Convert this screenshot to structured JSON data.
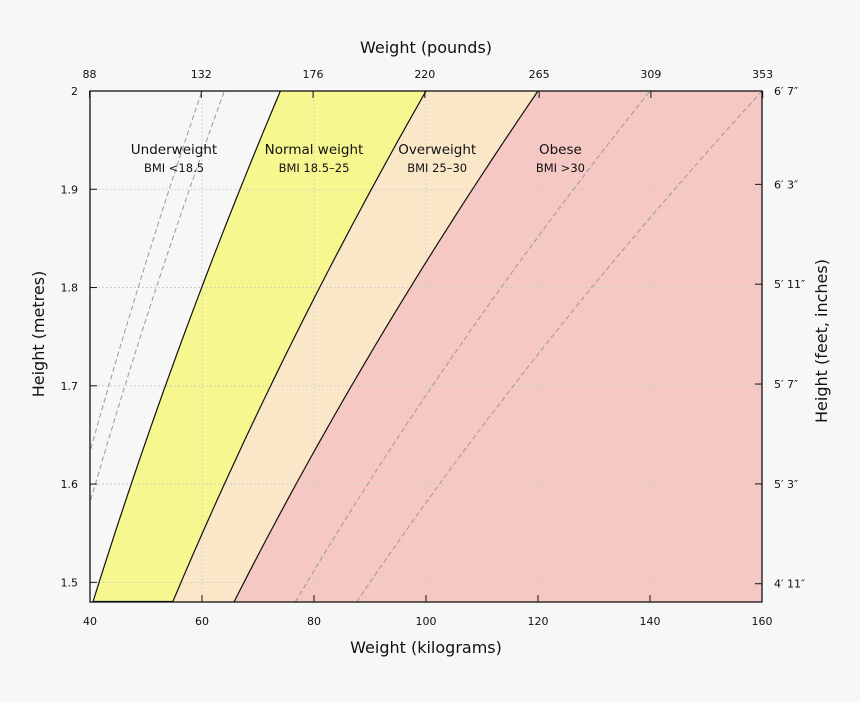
{
  "chart_data": {
    "type": "area",
    "xlabel": "Weight (kilograms)",
    "ylabel": "Height (metres)",
    "x2label": "Weight (pounds)",
    "y2label": "Height (feet, inches)",
    "xlim": [
      40,
      160
    ],
    "ylim": [
      1.48,
      2.0
    ],
    "grid": true,
    "x_ticks": [
      40,
      60,
      80,
      100,
      120,
      140,
      160
    ],
    "y_ticks": [
      1.5,
      1.6,
      1.7,
      1.8,
      1.9,
      2.0
    ],
    "y_tick_labels": [
      "1.5",
      "1.6",
      "1.7",
      "1.8",
      "1.9",
      "2"
    ],
    "x2_ticks": [
      {
        "label": "88",
        "lb": 88
      },
      {
        "label": "132",
        "lb": 132
      },
      {
        "label": "176",
        "lb": 176
      },
      {
        "label": "220",
        "lb": 220
      },
      {
        "label": "265",
        "lb": 265
      },
      {
        "label": "309",
        "lb": 309
      },
      {
        "label": "353",
        "lb": 353
      }
    ],
    "y2_ticks": [
      {
        "label": "4′ 11″",
        "inches": 59
      },
      {
        "label": "5′ 3″",
        "inches": 63
      },
      {
        "label": "5′ 7″",
        "inches": 67
      },
      {
        "label": "5′ 11″",
        "inches": 71
      },
      {
        "label": "6′ 3″",
        "inches": 75
      },
      {
        "label": "6′ 7″",
        "inches": 79
      }
    ],
    "regions": [
      {
        "name": "Underweight",
        "range": "BMI <18.5",
        "bmi_min": 0,
        "bmi_max": 18.5,
        "color": "#f7f7f7",
        "label_kg": 55,
        "label_m": 1.93
      },
      {
        "name": "Normal weight",
        "range": "BMI 18.5–25",
        "bmi_min": 18.5,
        "bmi_max": 25,
        "color": "#f7f78f",
        "label_kg": 80,
        "label_m": 1.93
      },
      {
        "name": "Overweight",
        "range": "BMI 25–30",
        "bmi_min": 25,
        "bmi_max": 30,
        "color": "#fae7c8",
        "label_kg": 102,
        "label_m": 1.93
      },
      {
        "name": "Obese",
        "range": "BMI >30",
        "bmi_min": 30,
        "bmi_max": 1000,
        "color": "#f5c8c4",
        "label_kg": 124,
        "label_m": 1.93
      }
    ],
    "boundary_bmi": [
      18.5,
      25,
      30
    ],
    "dashed_bmi": [
      15,
      16,
      35,
      40
    ]
  }
}
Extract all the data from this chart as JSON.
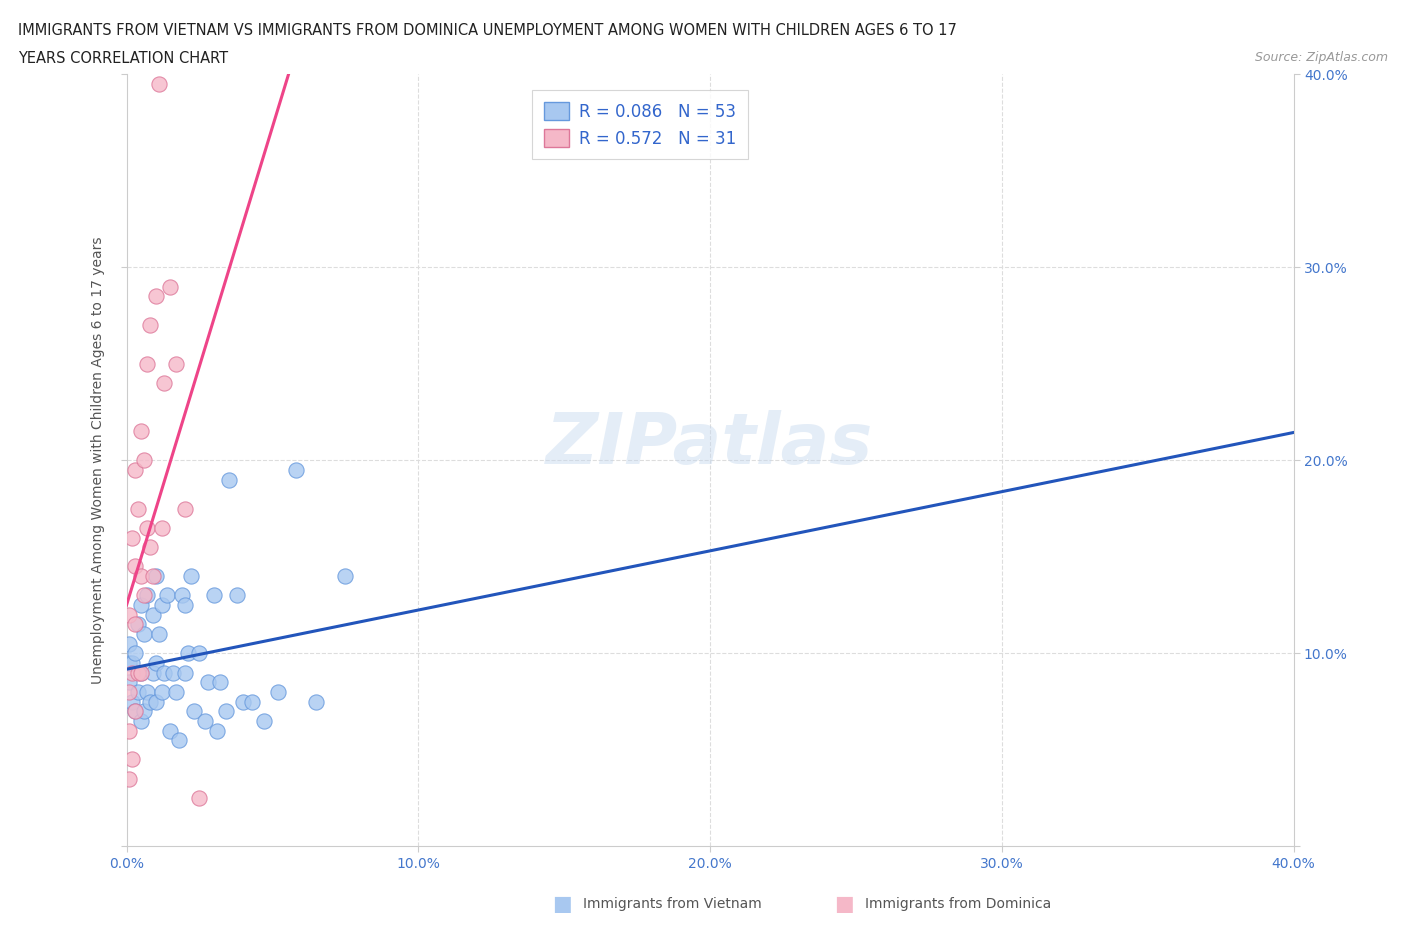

-------------------------

_EXERCISE PROMPT_: Return all of the entries word for word, but omit the pictures.

_RESULT OF THE EXERCISE_:
Convert this screenshot to structured JSON data.
{
  "chart_data": {
    "type": "area",
    "xlabel": "Weight (kilograms)",
    "ylabel": "Height (metres)",
    "x2label": "Weight (pounds)",
    "y2label": "Height (feet, inches)",
    "xlim": [
      40,
      160
    ],
    "ylim": [
      1.48,
      2.0
    ],
    "grid": true,
    "x_ticks": [
      40,
      60,
      80,
      100,
      120,
      140,
      160
    ],
    "y_ticks": [
      1.5,
      1.6,
      1.7,
      1.8,
      1.9,
      2.0
    ],
    "y_tick_labels": [
      "1.5",
      "1.6",
      "1.7",
      "1.8",
      "1.9",
      "2"
    ],
    "x2_ticks": [
      {
        "label": "88",
        "lb": 88
      },
      {
        "label": "132",
        "lb": 132
      },
      {
        "label": "176",
        "lb": 176
      },
      {
        "label": "220",
        "lb": 220
      },
      {
        "label": "265",
        "lb": 265
      },
      {
        "label": "309",
        "lb": 309
      },
      {
        "label": "353",
        "lb": 353
      }
    ],
    "y2_ticks": [
      {
        "label": "4′ 11″",
        "inches": 59
      },
      {
        "label": "5′ 3″",
        "inches": 63
      },
      {
        "label": "5′ 7″",
        "inches": 67
      },
      {
        "label": "5′ 11″",
        "inches": 71
      },
      {
        "label": "6′ 3″",
        "inches": 75
      },
      {
        "label": "6′ 7″",
        "inches": 79
      }
    ],
    "regions": [
      {
        "name": "Underweight",
        "range": "BMI <18.5",
        "bmi_min": 0,
        "bmi_max": 18.5,
        "color": "#f7f7f7",
        "label_kg": 55,
        "label_m": 1.93
      },
      {
        "name": "Normal weight",
        "range": "BMI 18.5–25",
        "bmi_min": 18.5,
        "bmi_max": 25,
        "color": "#f7f78f",
        "label_kg": 80,
        "label_m": 1.93
      },
      {
        "name": "Overweight",
        "range": "BMI 25–30",
        "bmi_min": 25,
        "bmi_max": 30,
        "color": "#fae7c8",
        "label_kg": 102,
        "label_m": 1.93
      },
      {
        "name": "Obese",
        "range": "BMI >30",
        "bmi_min": 30,
        "bmi_max": 1000,
        "color": "#f5c8c4",
        "label_kg": 124,
        "label_m": 1.93
      }
    ],
    "boundary_bmi": [
      18.5,
      25,
      30
    ],
    "dashed_bmi": [
      15,
      16,
      35,
      40
    ]
  }
}
Extract all the data from this chart as JSON.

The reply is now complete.